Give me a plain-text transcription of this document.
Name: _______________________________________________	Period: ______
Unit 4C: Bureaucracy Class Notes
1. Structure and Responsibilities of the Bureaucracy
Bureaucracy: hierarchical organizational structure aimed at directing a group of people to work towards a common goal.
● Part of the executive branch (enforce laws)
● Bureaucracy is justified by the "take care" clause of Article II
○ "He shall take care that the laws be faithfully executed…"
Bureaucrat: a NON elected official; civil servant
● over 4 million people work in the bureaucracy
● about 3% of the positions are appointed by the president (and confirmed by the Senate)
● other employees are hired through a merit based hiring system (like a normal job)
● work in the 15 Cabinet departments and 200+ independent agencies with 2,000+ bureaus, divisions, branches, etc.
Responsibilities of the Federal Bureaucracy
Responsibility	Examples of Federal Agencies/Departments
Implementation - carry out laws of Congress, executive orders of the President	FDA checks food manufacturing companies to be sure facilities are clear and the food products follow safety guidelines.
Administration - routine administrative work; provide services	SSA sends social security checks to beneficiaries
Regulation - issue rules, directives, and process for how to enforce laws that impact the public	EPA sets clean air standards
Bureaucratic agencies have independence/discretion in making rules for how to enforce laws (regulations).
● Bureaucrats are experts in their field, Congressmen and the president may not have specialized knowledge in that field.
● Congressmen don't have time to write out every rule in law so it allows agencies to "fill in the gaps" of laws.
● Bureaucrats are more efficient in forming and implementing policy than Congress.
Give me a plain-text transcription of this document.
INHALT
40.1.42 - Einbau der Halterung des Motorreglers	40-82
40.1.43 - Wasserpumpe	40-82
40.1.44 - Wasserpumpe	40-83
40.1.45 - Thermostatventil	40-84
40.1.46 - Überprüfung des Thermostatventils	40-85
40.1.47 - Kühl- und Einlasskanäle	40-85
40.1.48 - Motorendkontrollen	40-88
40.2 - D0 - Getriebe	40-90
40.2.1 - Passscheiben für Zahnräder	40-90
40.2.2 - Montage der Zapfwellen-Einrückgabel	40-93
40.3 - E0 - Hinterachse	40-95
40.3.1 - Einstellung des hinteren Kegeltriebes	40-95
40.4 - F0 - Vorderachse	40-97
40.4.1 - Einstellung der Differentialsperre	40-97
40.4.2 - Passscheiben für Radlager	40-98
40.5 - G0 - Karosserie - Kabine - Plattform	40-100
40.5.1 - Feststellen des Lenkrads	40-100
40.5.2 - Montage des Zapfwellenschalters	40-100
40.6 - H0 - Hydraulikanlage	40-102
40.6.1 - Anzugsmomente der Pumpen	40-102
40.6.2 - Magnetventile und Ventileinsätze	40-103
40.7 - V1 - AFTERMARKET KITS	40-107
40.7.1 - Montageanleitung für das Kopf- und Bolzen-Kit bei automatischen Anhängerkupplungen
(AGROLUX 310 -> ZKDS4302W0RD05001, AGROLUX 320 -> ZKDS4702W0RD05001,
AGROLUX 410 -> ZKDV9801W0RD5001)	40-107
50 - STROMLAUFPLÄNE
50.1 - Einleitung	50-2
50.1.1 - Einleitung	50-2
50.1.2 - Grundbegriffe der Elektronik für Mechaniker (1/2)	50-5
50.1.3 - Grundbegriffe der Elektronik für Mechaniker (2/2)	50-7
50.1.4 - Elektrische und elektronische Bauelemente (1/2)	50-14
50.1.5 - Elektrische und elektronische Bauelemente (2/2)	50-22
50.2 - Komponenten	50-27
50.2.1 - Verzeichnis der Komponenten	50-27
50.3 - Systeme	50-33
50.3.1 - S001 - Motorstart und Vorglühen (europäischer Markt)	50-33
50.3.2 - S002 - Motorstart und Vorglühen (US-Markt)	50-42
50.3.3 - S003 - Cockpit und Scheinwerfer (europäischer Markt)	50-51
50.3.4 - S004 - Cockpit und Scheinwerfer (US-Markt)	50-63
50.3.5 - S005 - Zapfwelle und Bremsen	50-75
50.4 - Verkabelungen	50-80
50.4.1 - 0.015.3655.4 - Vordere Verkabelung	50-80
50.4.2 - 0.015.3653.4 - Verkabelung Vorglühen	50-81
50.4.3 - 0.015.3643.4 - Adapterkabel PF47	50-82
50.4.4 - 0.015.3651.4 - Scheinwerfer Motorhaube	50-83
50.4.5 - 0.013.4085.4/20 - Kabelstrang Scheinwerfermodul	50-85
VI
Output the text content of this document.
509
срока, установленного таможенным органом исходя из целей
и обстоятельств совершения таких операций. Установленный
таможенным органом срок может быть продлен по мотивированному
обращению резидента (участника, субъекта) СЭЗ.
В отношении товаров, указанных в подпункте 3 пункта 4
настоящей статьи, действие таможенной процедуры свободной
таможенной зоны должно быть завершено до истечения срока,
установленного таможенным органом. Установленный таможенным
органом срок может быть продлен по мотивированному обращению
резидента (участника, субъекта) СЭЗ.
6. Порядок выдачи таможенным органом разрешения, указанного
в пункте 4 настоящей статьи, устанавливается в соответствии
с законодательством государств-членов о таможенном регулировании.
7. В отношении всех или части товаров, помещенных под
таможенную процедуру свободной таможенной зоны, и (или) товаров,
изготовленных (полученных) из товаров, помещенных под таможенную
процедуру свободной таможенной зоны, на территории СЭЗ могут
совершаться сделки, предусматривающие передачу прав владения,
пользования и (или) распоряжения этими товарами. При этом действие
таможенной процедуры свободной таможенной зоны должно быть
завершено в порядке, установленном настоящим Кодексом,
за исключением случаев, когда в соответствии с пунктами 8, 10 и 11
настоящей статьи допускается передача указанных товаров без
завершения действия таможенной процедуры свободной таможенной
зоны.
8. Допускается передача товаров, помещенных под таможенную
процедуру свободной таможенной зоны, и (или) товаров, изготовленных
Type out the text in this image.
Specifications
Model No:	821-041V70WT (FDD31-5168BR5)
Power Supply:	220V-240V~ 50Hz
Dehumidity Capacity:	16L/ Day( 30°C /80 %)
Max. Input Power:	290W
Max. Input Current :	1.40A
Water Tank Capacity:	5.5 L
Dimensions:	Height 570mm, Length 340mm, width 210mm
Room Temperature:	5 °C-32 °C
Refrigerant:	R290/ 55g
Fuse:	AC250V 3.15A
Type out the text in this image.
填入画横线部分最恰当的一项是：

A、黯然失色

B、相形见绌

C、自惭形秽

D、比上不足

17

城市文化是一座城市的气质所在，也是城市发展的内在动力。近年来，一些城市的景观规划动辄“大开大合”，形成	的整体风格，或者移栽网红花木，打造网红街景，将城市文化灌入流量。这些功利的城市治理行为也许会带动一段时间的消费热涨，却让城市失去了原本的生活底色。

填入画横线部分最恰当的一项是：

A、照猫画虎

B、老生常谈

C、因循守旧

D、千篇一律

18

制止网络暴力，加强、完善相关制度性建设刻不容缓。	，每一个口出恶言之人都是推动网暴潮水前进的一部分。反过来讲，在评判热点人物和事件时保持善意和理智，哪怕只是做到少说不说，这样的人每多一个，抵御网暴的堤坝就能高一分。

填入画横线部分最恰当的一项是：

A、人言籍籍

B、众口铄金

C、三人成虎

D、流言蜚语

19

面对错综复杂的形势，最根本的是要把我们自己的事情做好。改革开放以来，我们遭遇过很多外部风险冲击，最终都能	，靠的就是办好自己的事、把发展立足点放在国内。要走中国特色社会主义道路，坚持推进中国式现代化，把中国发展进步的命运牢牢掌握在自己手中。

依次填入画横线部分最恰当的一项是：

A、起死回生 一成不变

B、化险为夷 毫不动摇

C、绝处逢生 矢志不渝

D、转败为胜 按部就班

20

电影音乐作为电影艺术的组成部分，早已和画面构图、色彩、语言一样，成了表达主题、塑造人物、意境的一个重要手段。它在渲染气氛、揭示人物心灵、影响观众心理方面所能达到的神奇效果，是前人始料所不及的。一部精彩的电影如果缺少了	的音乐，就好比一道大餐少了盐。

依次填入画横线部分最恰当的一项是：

Your instructions:
Show the lines of the records that contain the word "have".

Output for this task:
Bureaucratic agencies have independence/discretion in making rules for how to enforce laws (regulations).
● Bureaucrats are experts in their field, Congressmen and the president may not have specialized knowledge in that field.
● Congressmen don't have time to write out every rule in law so it allows agencies to "fill in the gaps" of laws.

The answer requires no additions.